## START Data to use
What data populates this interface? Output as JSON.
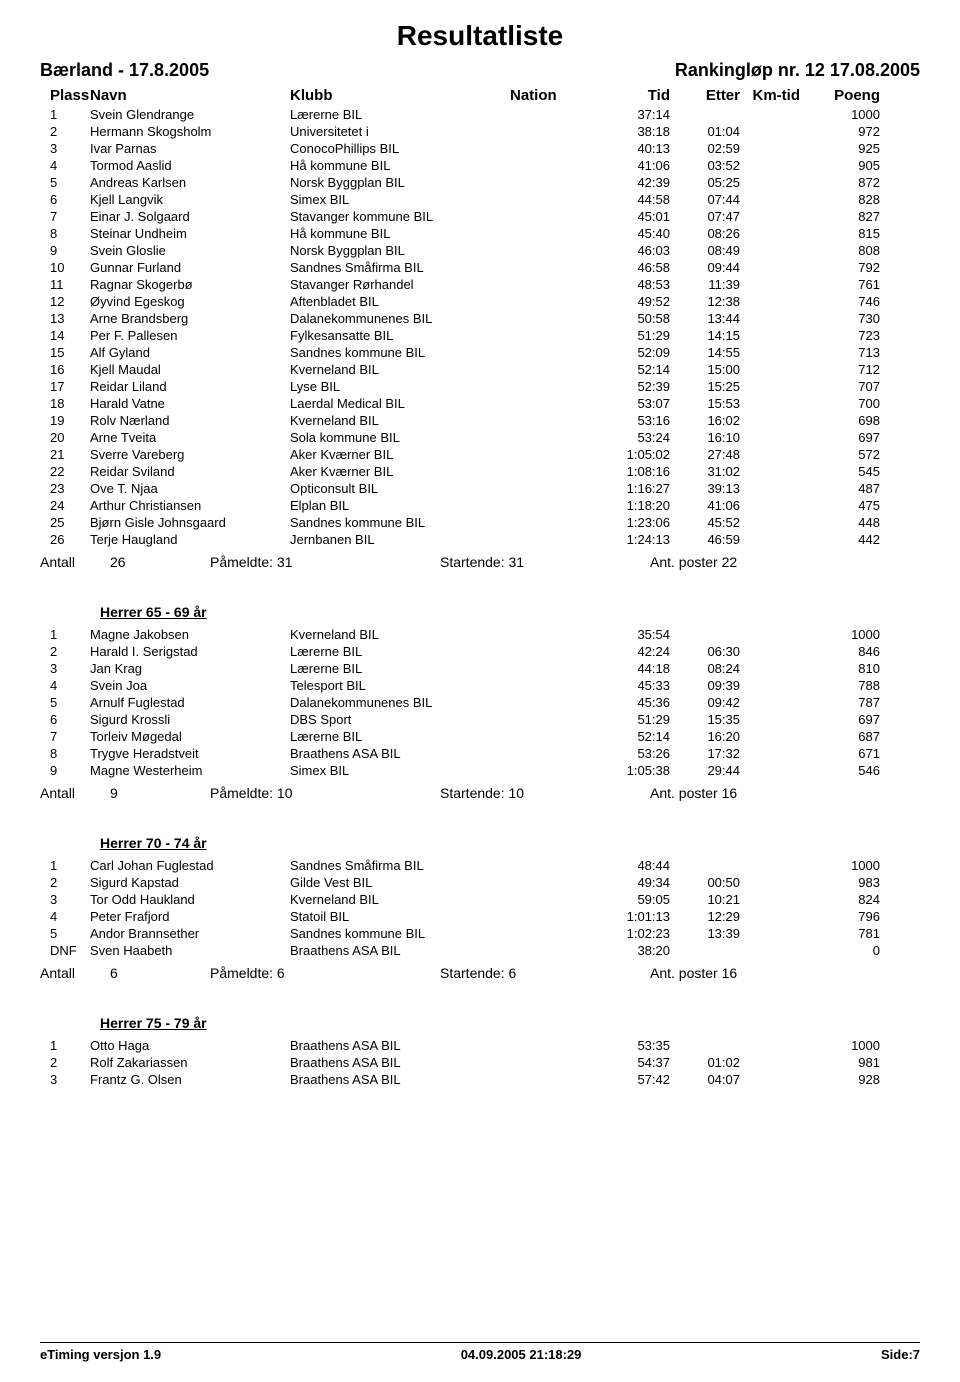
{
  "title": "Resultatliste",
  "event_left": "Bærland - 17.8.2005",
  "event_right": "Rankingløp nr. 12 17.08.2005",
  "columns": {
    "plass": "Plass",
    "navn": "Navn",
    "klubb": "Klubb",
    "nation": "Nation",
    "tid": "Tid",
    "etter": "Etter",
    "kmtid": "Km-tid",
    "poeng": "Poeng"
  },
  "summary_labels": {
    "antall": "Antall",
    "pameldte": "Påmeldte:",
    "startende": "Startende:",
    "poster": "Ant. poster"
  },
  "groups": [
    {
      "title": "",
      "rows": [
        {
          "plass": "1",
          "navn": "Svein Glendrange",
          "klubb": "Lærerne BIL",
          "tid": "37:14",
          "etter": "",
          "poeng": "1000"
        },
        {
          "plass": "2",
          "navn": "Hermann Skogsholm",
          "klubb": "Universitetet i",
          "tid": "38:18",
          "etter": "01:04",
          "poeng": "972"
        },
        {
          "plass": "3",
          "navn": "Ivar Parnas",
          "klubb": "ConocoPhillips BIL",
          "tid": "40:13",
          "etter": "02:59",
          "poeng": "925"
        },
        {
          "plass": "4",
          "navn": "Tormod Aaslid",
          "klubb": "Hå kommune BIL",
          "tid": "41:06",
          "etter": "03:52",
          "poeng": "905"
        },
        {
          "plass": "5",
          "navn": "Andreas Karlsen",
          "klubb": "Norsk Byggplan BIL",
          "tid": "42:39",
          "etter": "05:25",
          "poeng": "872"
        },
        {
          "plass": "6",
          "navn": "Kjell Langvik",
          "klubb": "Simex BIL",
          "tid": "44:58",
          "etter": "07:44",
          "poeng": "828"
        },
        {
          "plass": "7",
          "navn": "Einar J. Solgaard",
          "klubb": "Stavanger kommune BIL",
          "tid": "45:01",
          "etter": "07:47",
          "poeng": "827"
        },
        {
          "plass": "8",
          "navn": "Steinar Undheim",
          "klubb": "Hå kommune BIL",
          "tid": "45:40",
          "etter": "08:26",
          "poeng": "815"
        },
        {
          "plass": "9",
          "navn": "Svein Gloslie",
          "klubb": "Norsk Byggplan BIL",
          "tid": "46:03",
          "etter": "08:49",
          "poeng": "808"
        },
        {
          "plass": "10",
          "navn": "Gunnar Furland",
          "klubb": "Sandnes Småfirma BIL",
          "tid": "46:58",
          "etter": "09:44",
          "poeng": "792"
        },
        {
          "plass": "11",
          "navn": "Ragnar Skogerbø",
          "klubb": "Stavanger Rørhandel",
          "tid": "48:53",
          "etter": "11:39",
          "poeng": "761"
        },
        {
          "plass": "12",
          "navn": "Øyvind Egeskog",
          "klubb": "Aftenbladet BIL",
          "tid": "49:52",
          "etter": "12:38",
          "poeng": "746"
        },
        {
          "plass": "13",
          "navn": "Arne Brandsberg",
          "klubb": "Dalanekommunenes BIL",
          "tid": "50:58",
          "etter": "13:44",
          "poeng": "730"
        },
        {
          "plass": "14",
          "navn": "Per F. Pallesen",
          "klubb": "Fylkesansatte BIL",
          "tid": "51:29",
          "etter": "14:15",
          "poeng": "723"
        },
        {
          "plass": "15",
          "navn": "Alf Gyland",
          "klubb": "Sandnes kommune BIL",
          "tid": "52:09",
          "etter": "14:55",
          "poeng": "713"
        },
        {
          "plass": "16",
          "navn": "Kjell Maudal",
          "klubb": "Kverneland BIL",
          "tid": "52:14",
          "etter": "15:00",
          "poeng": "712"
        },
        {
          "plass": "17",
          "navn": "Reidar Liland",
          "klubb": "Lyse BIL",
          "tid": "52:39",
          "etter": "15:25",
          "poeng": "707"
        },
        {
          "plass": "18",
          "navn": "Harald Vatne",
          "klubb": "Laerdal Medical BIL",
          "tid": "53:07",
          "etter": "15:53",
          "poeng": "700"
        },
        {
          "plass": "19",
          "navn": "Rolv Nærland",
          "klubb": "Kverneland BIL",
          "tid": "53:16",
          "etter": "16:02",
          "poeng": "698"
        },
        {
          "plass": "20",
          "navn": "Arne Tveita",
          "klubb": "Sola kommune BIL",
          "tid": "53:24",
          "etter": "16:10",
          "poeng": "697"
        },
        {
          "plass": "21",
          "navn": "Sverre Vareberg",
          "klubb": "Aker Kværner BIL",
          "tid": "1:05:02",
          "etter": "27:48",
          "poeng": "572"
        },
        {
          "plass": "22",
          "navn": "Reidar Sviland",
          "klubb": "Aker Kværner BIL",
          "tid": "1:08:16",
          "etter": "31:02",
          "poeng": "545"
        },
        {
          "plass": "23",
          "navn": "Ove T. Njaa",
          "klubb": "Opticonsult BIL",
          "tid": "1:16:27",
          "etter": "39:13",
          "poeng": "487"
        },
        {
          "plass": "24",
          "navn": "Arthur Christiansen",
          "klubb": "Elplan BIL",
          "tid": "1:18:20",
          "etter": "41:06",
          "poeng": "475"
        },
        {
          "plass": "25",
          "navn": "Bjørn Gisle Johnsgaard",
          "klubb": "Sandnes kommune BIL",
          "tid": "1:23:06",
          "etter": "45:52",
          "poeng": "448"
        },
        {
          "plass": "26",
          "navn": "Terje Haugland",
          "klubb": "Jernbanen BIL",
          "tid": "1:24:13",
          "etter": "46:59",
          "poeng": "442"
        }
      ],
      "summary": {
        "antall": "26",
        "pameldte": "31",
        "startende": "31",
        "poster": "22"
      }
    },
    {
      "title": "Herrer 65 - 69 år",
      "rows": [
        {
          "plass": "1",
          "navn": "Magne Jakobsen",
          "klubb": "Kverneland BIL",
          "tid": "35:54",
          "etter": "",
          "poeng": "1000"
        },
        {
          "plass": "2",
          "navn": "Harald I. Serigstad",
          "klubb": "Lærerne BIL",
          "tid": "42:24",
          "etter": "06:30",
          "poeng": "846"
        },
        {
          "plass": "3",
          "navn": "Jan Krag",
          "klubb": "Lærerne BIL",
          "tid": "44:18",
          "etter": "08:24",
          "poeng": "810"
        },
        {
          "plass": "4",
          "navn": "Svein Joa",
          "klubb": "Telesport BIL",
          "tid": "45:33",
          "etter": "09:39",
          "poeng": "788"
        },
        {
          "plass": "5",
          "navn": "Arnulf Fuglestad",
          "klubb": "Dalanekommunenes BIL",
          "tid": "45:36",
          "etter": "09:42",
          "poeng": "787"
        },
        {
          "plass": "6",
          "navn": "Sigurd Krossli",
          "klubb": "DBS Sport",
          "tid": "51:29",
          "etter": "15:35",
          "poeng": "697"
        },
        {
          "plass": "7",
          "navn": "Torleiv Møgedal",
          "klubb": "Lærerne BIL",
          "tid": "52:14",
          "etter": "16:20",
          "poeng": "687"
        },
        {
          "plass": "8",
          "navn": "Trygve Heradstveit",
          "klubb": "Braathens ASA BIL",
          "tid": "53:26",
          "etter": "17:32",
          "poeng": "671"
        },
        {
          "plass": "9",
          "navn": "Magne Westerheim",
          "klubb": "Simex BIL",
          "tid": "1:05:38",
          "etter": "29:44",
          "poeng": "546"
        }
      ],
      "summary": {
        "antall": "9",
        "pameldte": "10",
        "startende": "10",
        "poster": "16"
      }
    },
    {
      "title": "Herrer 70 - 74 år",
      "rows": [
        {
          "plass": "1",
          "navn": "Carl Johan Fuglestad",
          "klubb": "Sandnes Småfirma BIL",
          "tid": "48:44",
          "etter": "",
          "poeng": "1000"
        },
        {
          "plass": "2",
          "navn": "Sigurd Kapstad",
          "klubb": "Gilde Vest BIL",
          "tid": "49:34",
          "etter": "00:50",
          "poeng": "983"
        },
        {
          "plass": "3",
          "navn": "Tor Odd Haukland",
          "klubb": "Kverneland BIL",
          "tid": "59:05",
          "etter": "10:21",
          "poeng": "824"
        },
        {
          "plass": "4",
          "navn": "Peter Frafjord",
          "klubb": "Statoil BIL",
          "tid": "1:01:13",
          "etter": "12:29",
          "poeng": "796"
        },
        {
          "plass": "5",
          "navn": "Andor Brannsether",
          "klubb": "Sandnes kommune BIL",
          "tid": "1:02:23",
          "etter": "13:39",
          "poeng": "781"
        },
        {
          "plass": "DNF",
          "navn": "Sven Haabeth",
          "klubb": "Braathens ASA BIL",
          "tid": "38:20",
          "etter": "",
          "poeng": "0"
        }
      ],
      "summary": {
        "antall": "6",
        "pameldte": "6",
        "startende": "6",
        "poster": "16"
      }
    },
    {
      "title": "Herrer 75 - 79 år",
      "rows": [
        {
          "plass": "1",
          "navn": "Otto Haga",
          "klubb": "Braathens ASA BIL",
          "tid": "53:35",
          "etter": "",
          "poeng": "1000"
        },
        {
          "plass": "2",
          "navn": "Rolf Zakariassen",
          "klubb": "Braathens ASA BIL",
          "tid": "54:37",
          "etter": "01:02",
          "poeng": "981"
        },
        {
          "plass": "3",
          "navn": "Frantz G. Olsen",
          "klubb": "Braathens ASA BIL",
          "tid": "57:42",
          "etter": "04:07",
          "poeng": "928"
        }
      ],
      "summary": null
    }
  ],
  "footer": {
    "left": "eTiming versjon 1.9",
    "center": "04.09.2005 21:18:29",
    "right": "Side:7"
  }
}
## END Data to use
Given exercise => Isolate the lines above that contain the word "Stavanger" and copy them.

Exercise output =>
          "klubb": "Stavanger kommune BIL",
          "klubb": "Stavanger Rørhandel",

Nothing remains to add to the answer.